[ENTRIES SHOWN]
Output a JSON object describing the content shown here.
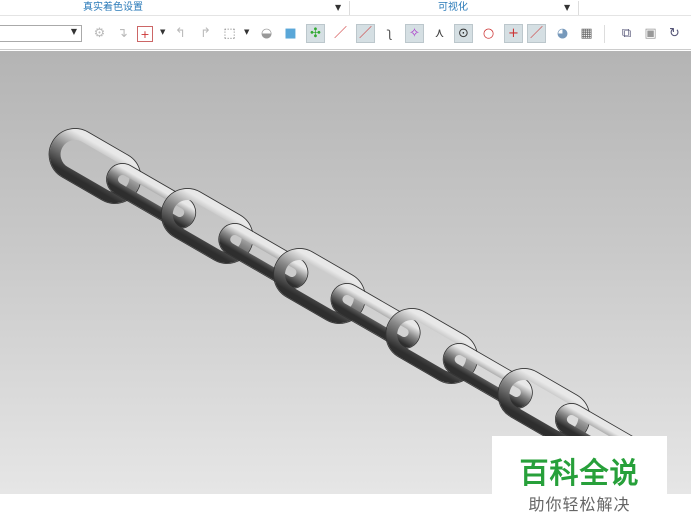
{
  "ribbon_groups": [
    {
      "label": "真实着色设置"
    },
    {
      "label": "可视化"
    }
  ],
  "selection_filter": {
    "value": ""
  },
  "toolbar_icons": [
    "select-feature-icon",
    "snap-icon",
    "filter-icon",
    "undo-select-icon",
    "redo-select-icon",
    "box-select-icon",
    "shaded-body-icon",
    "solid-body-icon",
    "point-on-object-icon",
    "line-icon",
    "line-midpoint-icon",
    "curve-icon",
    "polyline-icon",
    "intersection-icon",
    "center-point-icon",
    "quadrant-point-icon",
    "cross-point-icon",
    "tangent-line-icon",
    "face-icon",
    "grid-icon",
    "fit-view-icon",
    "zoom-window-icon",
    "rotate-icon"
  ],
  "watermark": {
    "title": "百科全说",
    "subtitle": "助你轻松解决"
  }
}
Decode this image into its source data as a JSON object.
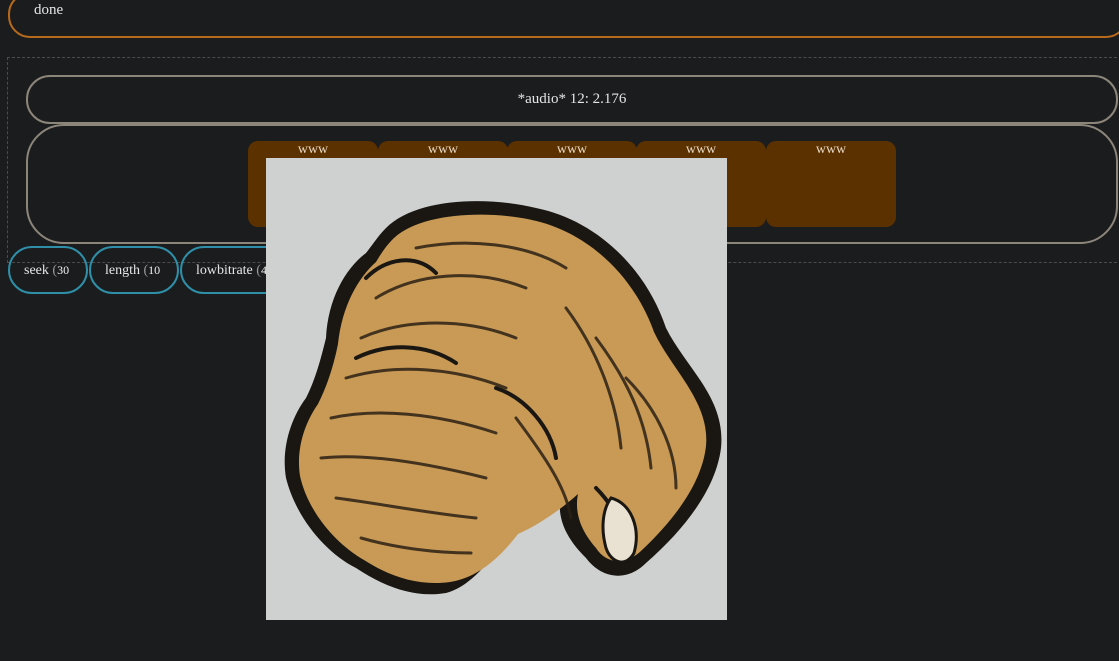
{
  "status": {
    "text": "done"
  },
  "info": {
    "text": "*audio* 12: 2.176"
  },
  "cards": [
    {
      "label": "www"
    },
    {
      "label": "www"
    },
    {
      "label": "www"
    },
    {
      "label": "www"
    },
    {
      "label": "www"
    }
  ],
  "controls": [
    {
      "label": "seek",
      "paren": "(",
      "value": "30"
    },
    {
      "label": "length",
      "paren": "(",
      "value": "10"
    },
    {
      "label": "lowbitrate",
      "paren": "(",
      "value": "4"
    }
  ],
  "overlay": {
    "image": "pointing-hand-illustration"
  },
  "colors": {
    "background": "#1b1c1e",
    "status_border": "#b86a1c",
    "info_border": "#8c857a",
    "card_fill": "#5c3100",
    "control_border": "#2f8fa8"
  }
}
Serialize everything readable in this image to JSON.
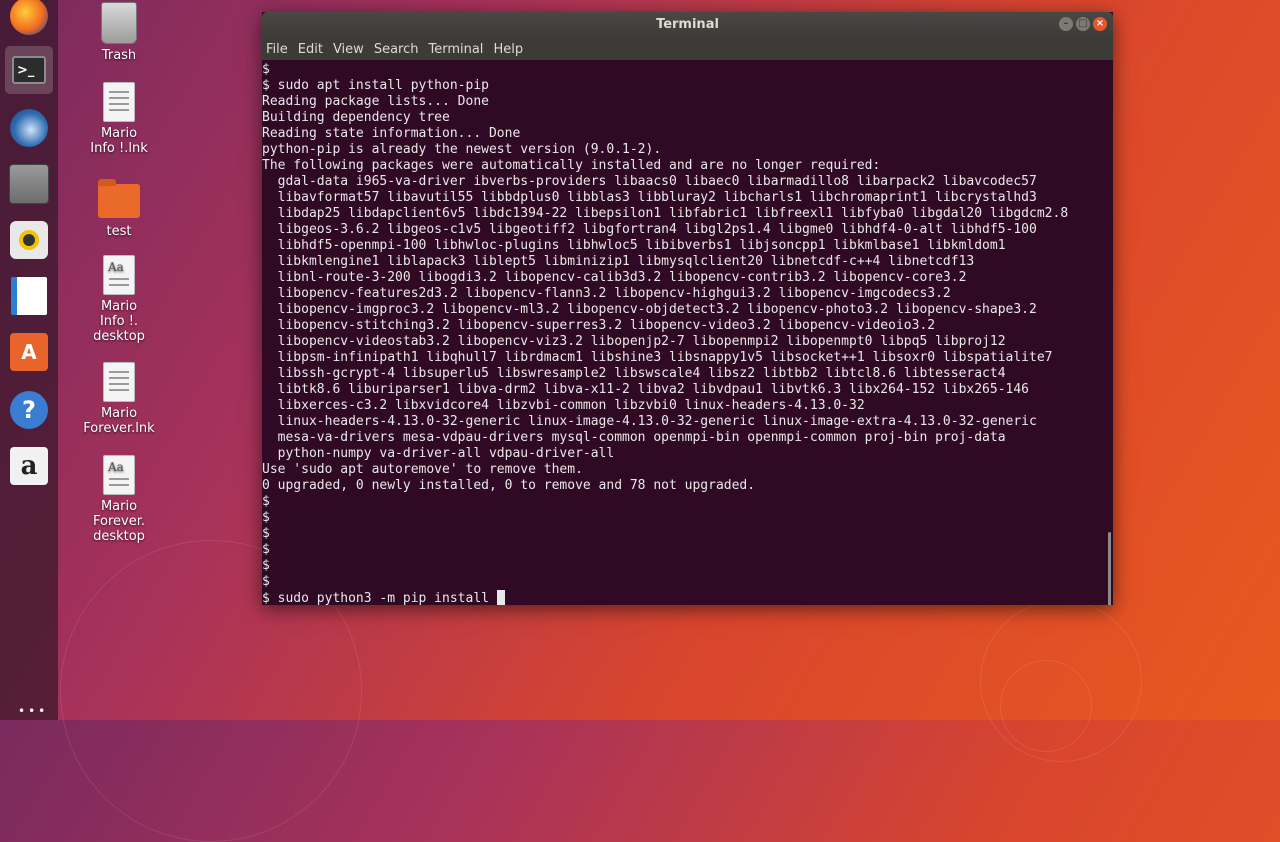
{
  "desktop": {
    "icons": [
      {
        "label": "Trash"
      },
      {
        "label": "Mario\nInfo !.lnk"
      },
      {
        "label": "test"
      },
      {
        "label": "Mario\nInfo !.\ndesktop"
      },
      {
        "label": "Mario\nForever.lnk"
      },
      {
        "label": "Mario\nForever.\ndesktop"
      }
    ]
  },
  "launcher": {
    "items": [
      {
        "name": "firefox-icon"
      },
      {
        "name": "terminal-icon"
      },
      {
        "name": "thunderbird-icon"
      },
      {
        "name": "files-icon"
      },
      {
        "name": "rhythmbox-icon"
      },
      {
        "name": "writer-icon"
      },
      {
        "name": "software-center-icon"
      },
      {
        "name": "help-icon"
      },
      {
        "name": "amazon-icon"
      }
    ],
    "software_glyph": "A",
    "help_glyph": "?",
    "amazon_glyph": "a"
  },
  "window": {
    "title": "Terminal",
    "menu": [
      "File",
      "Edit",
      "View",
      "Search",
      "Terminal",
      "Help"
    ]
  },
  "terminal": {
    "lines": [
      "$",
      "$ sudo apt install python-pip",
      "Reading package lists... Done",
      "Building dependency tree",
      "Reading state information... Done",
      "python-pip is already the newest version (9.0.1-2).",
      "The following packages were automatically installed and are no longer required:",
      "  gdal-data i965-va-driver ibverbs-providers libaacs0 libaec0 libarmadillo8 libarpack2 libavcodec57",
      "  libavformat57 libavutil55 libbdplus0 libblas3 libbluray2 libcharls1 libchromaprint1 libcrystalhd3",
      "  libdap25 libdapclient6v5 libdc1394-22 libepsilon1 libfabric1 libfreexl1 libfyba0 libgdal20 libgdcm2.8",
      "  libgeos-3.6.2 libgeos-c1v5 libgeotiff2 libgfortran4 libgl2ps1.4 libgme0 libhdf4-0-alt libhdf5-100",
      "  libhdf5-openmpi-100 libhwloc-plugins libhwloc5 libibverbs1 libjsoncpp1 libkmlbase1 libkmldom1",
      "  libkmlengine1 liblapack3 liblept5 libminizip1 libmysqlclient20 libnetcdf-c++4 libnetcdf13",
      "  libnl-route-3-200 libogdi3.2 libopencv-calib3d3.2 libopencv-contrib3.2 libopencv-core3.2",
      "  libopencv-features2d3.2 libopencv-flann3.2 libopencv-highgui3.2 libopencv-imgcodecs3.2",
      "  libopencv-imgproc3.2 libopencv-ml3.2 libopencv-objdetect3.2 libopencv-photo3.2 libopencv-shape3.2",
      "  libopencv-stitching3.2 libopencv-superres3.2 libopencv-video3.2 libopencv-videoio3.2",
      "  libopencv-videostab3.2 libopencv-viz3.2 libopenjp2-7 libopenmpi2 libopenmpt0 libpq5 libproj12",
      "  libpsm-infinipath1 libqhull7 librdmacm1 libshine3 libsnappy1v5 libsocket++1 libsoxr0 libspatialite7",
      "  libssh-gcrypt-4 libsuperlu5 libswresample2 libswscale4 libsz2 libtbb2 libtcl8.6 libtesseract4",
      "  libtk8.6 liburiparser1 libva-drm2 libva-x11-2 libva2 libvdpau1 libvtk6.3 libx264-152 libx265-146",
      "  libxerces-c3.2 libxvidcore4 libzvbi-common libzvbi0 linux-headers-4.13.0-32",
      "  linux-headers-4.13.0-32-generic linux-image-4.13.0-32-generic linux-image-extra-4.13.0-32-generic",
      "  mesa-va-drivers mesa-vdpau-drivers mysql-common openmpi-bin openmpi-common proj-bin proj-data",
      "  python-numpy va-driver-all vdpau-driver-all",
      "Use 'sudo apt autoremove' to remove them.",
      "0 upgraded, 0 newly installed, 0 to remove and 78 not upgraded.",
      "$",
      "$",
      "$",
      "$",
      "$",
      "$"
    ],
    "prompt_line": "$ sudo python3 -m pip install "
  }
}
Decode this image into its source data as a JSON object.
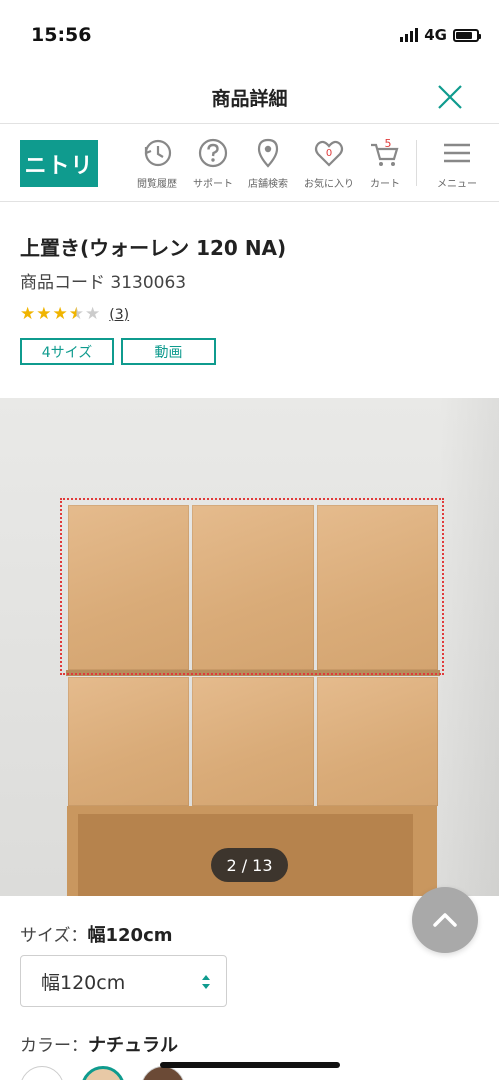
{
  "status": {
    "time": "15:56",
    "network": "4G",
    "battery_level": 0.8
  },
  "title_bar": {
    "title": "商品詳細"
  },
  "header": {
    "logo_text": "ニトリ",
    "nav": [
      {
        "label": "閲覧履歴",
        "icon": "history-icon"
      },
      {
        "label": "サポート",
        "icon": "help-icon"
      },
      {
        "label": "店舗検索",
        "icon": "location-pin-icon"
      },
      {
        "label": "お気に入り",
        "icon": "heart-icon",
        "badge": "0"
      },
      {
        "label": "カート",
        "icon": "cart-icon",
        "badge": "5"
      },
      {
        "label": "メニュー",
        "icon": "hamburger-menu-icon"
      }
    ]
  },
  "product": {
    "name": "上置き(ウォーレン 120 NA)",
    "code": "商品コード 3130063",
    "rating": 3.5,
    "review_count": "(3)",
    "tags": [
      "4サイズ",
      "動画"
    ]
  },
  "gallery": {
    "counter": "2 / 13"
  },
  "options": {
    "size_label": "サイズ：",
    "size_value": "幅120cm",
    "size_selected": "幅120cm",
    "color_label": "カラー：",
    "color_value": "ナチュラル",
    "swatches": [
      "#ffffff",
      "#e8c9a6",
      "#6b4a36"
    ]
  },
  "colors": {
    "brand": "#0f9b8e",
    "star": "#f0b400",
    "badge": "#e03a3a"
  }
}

[TASK GOAL] Show every line of the listing in which the string "headers" can be found.

[WRITTEN ANSWER]
      "  libxerces-c3.2 libxvidcore4 libzvbi-common libzvbi0 linux-headers-4.13.0-32",
      "  linux-headers-4.13.0-32-generic linux-image-4.13.0-32-generic linux-image-extra-4.13.0-32-generic",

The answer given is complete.